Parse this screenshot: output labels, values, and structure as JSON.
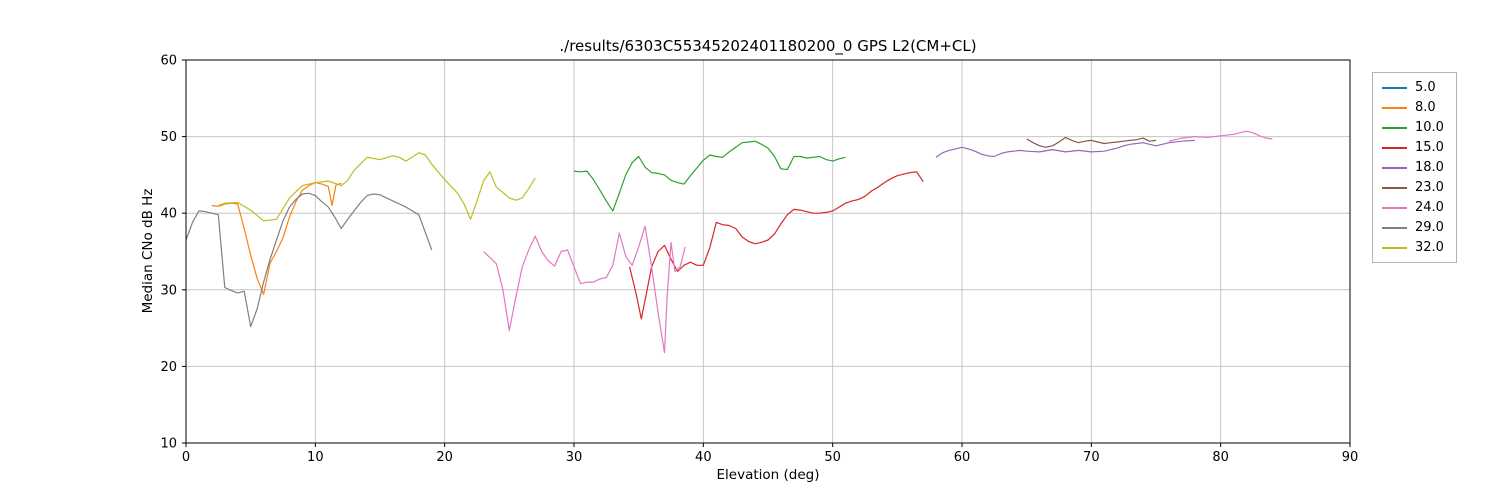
{
  "chart_data": {
    "type": "line",
    "title": "./results/6303C55345202401180200_0 GPS L2(CM+CL)",
    "xlabel": "Elevation (deg)",
    "ylabel": "Median CNo dB Hz",
    "xlim": [
      0,
      90
    ],
    "ylim": [
      10,
      60
    ],
    "xticks": [
      0,
      10,
      20,
      30,
      40,
      50,
      60,
      70,
      80,
      90
    ],
    "yticks": [
      10,
      20,
      30,
      40,
      50,
      60
    ],
    "grid": true,
    "grid_color": "#c6c6c6",
    "legend_position": "outside-right",
    "series": [
      {
        "name": "5.0",
        "color": "#1f77b4",
        "segments": []
      },
      {
        "name": "8.0",
        "color": "#ff7f0e",
        "segments": [
          {
            "x": [
              2,
              2.5,
              3,
              3.5,
              4,
              4.5,
              5,
              5.5,
              6,
              6.5,
              7,
              7.5,
              8,
              8.5,
              9,
              9.5,
              10,
              10.5,
              11,
              11.3,
              11.6,
              12
            ],
            "y": [
              41.0,
              40.9,
              41.2,
              41.3,
              41.2,
              38.0,
              34.5,
              31.5,
              29.4,
              33.5,
              35.0,
              36.8,
              39.5,
              41.5,
              43.0,
              43.6,
              44.0,
              43.8,
              43.5,
              41.0,
              43.7,
              43.9
            ]
          }
        ]
      },
      {
        "name": "10.0",
        "color": "#2ca02c",
        "segments": [
          {
            "x": [
              30,
              30.5,
              31,
              31.5,
              32,
              32.5,
              33,
              33.5,
              34,
              34.5,
              35,
              35.5,
              36,
              36.5,
              37,
              37.5,
              38,
              38.5,
              39,
              39.5,
              40,
              40.5,
              41,
              41.5,
              42,
              42.5,
              43,
              43.5,
              44,
              44.5,
              45,
              45.5,
              46,
              46.5,
              47,
              47.5,
              48,
              48.5,
              49,
              49.5,
              50,
              50.5,
              51
            ],
            "y": [
              45.5,
              45.4,
              45.5,
              44.4,
              43.0,
              41.6,
              40.3,
              42.6,
              45.0,
              46.6,
              47.4,
              46.0,
              45.3,
              45.2,
              45.0,
              44.3,
              44.0,
              43.8,
              44.9,
              45.9,
              46.9,
              47.6,
              47.4,
              47.3,
              48.0,
              48.6,
              49.2,
              49.3,
              49.4,
              49.0,
              48.5,
              47.4,
              45.8,
              45.7,
              47.4,
              47.4,
              47.2,
              47.3,
              47.4,
              47.0,
              46.8,
              47.1,
              47.3
            ]
          }
        ]
      },
      {
        "name": "15.0",
        "color": "#d62728",
        "segments": [
          {
            "x": [
              34.3,
              34.8,
              35.2,
              35.6,
              36,
              36.5,
              37,
              37.5,
              38,
              38.5,
              39,
              39.5,
              40,
              40.5,
              41,
              41.5,
              42,
              42.5,
              43,
              43.5,
              44,
              44.5,
              45,
              45.5,
              46,
              46.5,
              47,
              47.5,
              48,
              48.5,
              49,
              49.5,
              50,
              50.5,
              51,
              51.5,
              52,
              52.5,
              53,
              53.5,
              54,
              54.5,
              55,
              55.5,
              56,
              56.5,
              57
            ],
            "y": [
              33.0,
              29.5,
              26.2,
              29.5,
              33.0,
              35.0,
              35.8,
              34.0,
              32.4,
              33.2,
              33.6,
              33.2,
              33.2,
              35.5,
              38.8,
              38.5,
              38.4,
              38.0,
              36.9,
              36.3,
              36.0,
              36.2,
              36.5,
              37.3,
              38.6,
              39.8,
              40.5,
              40.4,
              40.2,
              40.0,
              40.0,
              40.1,
              40.3,
              40.8,
              41.3,
              41.6,
              41.8,
              42.2,
              42.9,
              43.4,
              44.0,
              44.5,
              44.9,
              45.1,
              45.3,
              45.4,
              44.1
            ]
          }
        ]
      },
      {
        "name": "18.0",
        "color": "#9467bd",
        "segments": [
          {
            "x": [
              58,
              58.5,
              59,
              59.5,
              60,
              60.5,
              61,
              61.5,
              62,
              62.5,
              63,
              63.5,
              64,
              64.5,
              65,
              66,
              67,
              68,
              69,
              70,
              71,
              72,
              72.5,
              73,
              73.5,
              74,
              74.5,
              75,
              75.5,
              76,
              77,
              78
            ],
            "y": [
              47.3,
              47.9,
              48.2,
              48.4,
              48.6,
              48.4,
              48.1,
              47.7,
              47.5,
              47.4,
              47.8,
              48.0,
              48.1,
              48.2,
              48.1,
              48.0,
              48.3,
              48.0,
              48.2,
              48.0,
              48.1,
              48.5,
              48.8,
              49.0,
              49.1,
              49.2,
              49.0,
              48.8,
              49.0,
              49.2,
              49.4,
              49.5
            ]
          }
        ]
      },
      {
        "name": "23.0",
        "color": "#8c564b",
        "segments": [
          {
            "x": [
              65,
              65.5,
              66,
              66.5,
              67,
              67.5,
              68,
              68.5,
              69,
              69.5,
              70,
              70.5,
              71,
              71.5,
              72,
              72.5,
              73,
              73.5,
              74,
              74.5,
              75
            ],
            "y": [
              49.7,
              49.2,
              48.8,
              48.6,
              48.8,
              49.3,
              49.9,
              49.5,
              49.2,
              49.4,
              49.5,
              49.3,
              49.1,
              49.2,
              49.3,
              49.4,
              49.5,
              49.6,
              49.8,
              49.4,
              49.5
            ]
          }
        ]
      },
      {
        "name": "24.0",
        "color": "#e377c2",
        "segments": [
          {
            "x": [
              23,
              23.5,
              24,
              24.5,
              25,
              25.5,
              26,
              26.5,
              27,
              27.5,
              28,
              28.5,
              29,
              29.5,
              30,
              30.5,
              31,
              31.5,
              32,
              32.5,
              33,
              33.5,
              34,
              34.5,
              35,
              35.5,
              36,
              36.5,
              37,
              37.2,
              37.5,
              37.8,
              38.2,
              38.6
            ],
            "y": [
              35.0,
              34.2,
              33.4,
              30.0,
              24.7,
              29.0,
              33.0,
              35.2,
              37.0,
              35.0,
              33.8,
              33.1,
              35.0,
              35.2,
              33.0,
              30.8,
              31.0,
              31.0,
              31.4,
              31.6,
              33.2,
              37.4,
              34.4,
              33.2,
              35.6,
              38.3,
              33.0,
              27.0,
              21.8,
              29.0,
              36.2,
              32.4,
              33.0,
              35.6
            ]
          },
          {
            "x": [
              76,
              77,
              78,
              79,
              80,
              81,
              82,
              82.5,
              83,
              83.5,
              84
            ],
            "y": [
              49.4,
              49.8,
              50.0,
              49.9,
              50.1,
              50.3,
              50.7,
              50.5,
              50.1,
              49.8,
              49.7
            ]
          }
        ]
      },
      {
        "name": "29.0",
        "color": "#7f7f7f",
        "segments": [
          {
            "x": [
              0,
              0.5,
              1,
              1.5,
              2,
              2.5,
              3,
              3.5,
              4,
              4.5,
              5,
              5.5,
              6,
              6.5,
              7,
              7.5,
              8,
              8.5,
              9,
              9.5,
              10,
              10.5,
              11,
              11.5,
              12,
              12.5,
              13,
              13.5,
              14,
              14.5,
              15,
              15.5,
              16,
              16.5,
              17,
              17.5,
              18,
              18.5,
              19
            ],
            "y": [
              36.5,
              38.8,
              40.3,
              40.2,
              40.0,
              39.8,
              30.3,
              29.9,
              29.6,
              29.8,
              25.2,
              27.5,
              31.0,
              34.0,
              36.5,
              39.0,
              40.8,
              41.8,
              42.5,
              42.6,
              42.3,
              41.5,
              40.8,
              39.5,
              38.0,
              39.2,
              40.3,
              41.4,
              42.3,
              42.5,
              42.4,
              42.0,
              41.6,
              41.2,
              40.8,
              40.3,
              39.8,
              37.5,
              35.2
            ]
          }
        ]
      },
      {
        "name": "32.0",
        "color": "#bcbd22",
        "segments": [
          {
            "x": [
              2.5,
              3,
              4,
              5,
              6,
              7,
              8,
              9,
              10,
              11,
              12,
              12.5,
              13,
              14,
              15,
              16,
              16.5,
              17,
              18,
              18.5,
              19,
              20,
              21,
              21.5,
              22,
              22.5,
              23,
              23.5,
              24,
              25,
              25.5,
              26,
              26.5,
              27
            ],
            "y": [
              41.0,
              41.3,
              41.4,
              40.4,
              39.0,
              39.2,
              42.0,
              43.6,
              44.0,
              44.2,
              43.6,
              44.3,
              45.6,
              47.3,
              47.0,
              47.5,
              47.3,
              46.8,
              47.9,
              47.6,
              46.4,
              44.4,
              42.6,
              41.2,
              39.2,
              41.6,
              44.2,
              45.4,
              43.4,
              42.0,
              41.7,
              42.0,
              43.2,
              44.6
            ]
          }
        ]
      }
    ]
  }
}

□ □ □ □

Exercise prompt = Determine the number of lines in the listing that contain the string "name". Write that number and nothing else.

Exercise answer = 9